- _Do this_: Give only the number of lines that include the string "time".

- _Supplied records_:
· · · · ·
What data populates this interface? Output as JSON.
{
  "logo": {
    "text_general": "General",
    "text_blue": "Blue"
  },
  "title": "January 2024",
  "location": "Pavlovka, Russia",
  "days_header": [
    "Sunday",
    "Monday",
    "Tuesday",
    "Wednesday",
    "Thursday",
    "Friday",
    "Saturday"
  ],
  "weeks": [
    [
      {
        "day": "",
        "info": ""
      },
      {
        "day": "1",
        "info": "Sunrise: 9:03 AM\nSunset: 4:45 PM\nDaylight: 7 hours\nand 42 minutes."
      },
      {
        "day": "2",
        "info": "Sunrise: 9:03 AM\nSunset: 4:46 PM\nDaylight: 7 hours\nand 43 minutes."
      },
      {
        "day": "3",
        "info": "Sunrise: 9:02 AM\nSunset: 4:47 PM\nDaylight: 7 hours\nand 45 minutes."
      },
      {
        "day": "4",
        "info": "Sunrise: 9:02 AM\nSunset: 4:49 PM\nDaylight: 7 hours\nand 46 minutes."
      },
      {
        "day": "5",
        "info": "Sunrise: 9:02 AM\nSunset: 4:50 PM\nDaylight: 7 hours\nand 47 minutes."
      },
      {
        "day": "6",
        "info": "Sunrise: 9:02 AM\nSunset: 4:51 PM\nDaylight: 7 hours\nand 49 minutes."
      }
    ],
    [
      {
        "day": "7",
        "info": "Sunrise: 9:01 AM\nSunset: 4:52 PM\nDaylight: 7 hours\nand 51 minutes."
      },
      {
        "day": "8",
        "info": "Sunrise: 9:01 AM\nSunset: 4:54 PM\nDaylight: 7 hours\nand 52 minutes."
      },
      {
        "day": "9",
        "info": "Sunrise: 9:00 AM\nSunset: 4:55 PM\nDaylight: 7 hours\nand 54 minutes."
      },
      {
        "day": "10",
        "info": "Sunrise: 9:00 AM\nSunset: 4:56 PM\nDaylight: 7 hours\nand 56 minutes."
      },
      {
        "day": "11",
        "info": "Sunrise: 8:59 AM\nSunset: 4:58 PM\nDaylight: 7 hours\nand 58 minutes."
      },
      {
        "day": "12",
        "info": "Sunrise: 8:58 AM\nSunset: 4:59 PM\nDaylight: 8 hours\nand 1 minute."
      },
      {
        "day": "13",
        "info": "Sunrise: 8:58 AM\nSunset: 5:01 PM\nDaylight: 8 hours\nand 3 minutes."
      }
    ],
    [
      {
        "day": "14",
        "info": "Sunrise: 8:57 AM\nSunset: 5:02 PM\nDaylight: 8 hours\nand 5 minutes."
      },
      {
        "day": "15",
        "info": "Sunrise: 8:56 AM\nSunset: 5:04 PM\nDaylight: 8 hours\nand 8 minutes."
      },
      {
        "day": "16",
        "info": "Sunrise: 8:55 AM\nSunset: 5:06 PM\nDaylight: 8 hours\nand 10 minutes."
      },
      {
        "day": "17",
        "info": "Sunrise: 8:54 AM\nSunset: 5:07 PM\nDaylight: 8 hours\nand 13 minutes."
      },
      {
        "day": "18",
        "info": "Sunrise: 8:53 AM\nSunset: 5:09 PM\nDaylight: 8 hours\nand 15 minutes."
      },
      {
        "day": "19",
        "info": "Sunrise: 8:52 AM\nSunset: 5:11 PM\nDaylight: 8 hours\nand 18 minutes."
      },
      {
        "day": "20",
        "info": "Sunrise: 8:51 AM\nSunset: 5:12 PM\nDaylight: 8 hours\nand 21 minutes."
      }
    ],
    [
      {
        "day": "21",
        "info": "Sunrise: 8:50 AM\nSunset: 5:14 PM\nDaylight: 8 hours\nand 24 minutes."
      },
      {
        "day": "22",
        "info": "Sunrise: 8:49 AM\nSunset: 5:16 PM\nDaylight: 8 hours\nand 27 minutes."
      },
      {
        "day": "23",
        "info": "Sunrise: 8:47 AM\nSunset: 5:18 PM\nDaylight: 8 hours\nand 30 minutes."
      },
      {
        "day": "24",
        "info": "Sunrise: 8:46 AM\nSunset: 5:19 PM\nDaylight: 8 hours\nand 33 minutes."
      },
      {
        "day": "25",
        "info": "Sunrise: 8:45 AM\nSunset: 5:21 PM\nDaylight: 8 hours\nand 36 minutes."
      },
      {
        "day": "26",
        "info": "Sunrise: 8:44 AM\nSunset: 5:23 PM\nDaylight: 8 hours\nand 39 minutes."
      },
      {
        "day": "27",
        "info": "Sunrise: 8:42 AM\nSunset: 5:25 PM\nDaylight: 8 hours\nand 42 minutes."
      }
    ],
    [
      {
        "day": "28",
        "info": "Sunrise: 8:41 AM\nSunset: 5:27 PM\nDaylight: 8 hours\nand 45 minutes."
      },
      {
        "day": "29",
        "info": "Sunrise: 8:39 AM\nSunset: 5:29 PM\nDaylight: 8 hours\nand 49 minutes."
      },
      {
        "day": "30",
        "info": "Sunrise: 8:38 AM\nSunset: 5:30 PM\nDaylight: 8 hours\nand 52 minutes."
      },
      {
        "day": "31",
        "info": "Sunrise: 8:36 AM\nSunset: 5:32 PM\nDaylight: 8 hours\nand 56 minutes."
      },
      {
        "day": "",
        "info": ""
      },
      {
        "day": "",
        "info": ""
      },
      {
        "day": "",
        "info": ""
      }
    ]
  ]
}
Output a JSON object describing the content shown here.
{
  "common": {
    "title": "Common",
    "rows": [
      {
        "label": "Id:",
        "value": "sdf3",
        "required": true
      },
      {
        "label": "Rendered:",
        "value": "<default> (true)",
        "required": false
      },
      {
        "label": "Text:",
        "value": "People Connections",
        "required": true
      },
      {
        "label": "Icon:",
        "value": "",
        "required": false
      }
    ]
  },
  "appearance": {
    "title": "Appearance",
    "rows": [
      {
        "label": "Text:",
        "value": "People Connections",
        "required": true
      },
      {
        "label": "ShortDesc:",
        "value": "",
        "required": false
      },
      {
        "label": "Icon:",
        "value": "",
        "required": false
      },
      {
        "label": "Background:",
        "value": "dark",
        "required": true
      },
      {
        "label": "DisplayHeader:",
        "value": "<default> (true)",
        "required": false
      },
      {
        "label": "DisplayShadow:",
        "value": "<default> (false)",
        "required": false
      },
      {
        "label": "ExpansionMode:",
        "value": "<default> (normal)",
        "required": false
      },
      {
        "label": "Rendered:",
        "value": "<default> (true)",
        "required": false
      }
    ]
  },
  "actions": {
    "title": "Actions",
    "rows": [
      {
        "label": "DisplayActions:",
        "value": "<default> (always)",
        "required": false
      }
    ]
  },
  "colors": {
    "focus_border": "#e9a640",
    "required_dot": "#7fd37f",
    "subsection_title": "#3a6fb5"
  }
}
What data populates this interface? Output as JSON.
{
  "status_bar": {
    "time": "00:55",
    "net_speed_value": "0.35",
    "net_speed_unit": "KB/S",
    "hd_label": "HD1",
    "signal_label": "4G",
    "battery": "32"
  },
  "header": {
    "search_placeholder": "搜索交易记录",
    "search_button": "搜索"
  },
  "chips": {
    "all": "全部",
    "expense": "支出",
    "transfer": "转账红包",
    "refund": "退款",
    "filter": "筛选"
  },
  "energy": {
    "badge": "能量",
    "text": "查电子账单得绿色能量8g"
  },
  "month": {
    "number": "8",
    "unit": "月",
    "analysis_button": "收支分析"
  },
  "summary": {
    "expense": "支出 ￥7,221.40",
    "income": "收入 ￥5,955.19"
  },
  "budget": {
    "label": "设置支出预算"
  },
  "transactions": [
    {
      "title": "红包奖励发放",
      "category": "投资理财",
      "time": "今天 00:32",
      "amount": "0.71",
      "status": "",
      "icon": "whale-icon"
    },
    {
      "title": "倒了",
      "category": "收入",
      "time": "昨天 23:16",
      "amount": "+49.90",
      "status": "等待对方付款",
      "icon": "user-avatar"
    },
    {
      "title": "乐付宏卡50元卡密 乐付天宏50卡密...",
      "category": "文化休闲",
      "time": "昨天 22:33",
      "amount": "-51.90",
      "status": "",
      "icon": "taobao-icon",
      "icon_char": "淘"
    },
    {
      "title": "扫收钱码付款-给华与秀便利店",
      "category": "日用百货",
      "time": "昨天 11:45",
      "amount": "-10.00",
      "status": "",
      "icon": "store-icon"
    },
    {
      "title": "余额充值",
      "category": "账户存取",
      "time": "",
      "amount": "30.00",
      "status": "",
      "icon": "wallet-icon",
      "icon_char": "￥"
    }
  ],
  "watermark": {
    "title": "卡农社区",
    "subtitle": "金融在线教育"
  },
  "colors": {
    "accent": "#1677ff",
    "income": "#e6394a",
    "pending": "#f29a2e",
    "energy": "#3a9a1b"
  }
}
· · · · ·
- _Written solution_: 6